Written instruction
Go through the records underneath and write each one out again exactly.

********

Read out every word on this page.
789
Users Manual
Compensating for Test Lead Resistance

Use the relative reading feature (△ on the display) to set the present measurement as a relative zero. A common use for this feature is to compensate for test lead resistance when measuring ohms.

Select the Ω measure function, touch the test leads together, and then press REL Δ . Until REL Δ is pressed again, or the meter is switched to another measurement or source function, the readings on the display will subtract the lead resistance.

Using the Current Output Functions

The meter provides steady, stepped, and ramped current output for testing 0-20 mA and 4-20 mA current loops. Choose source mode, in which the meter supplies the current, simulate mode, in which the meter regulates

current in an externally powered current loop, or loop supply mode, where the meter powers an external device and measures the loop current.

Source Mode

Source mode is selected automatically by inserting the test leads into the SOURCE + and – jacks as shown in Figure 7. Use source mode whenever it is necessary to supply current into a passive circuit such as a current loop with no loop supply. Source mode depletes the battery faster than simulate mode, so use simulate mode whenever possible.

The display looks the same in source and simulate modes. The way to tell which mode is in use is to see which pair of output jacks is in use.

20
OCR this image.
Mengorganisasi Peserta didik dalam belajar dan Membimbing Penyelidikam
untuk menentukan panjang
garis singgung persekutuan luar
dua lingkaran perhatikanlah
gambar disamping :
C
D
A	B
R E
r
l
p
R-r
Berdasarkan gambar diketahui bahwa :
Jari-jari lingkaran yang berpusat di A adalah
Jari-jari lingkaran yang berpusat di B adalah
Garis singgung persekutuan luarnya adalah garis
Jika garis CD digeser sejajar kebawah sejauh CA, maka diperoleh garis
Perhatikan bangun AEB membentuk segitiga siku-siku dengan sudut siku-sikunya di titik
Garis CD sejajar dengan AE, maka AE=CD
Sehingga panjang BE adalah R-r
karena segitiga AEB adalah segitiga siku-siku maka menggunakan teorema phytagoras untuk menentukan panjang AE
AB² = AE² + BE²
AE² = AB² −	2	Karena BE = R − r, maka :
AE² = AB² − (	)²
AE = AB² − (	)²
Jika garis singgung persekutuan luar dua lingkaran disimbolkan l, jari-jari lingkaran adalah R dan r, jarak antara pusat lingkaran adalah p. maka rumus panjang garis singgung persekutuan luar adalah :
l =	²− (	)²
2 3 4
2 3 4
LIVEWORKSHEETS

********

Result for this task
Read out every word on this page.
789
Users Manual
Compensating for Test Lead Resistance

Use the relative reading feature (△ on the display) to set the present measurement as a relative zero. A common use for this feature is to compensate for test lead resistance when measuring ohms.

Select the Ω measure function, touch the test leads together, and then press REL Δ . Until REL Δ is pressed again, or the meter is switched to another measurement or source function, the readings on the display will subtract the lead resistance.

Using the Current Output Functions

The meter provides steady, stepped, and ramped current output for testing 0-20 mA and 4-20 mA current loops. Choose source mode, in which the meter supplies the current, simulate mode, in which the meter regulates

current in an externally powered current loop, or loop supply mode, where the meter powers an external device and measures the loop current.

Source Mode

Source mode is selected automatically by inserting the test leads into the SOURCE + and – jacks as shown in Figure 7. Use source mode whenever it is necessary to supply current into a passive circuit such as a current loop with no loop supply. Source mode depletes the battery faster than simulate mode, so use simulate mode whenever possible.

The display looks the same in source and simulate modes. The way to tell which mode is in use is to see which pair of output jacks is in use.

20
OCR this image.
Mengorganisasi Peserta didik dalam belajar dan Membimbing Penyelidikam
untuk menentukan panjang
garis singgung persekutuan luar
dua lingkaran perhatikanlah
gambar disamping :
C
D
A	B
R E
r
l
p
R-r
Berdasarkan gambar diketahui bahwa :
Jari-jari lingkaran yang berpusat di A adalah
Jari-jari lingkaran yang berpusat di B adalah
Garis singgung persekutuan luarnya adalah garis
Jika garis CD digeser sejajar kebawah sejauh CA, maka diperoleh garis
Perhatikan bangun AEB membentuk segitiga siku-siku dengan sudut siku-sikunya di titik
Garis CD sejajar dengan AE, maka AE=CD
Sehingga panjang BE adalah R-r
karena segitiga AEB adalah segitiga siku-siku maka menggunakan teorema phytagoras untuk menentukan panjang AE
AB² = AE² + BE²
AE² = AB² −	2	Karena BE = R − r, maka :
AE² = AB² − (	)²
AE = AB² − (	)²
Jika garis singgung persekutuan luar dua lingkaran disimbolkan l, jari-jari lingkaran adalah R dan r, jarak antara pusat lingkaran adalah p. maka rumus panjang garis singgung persekutuan luar adalah :
l =	²− (	)²
2 3 4
2 3 4
LIVEWORKSHEETS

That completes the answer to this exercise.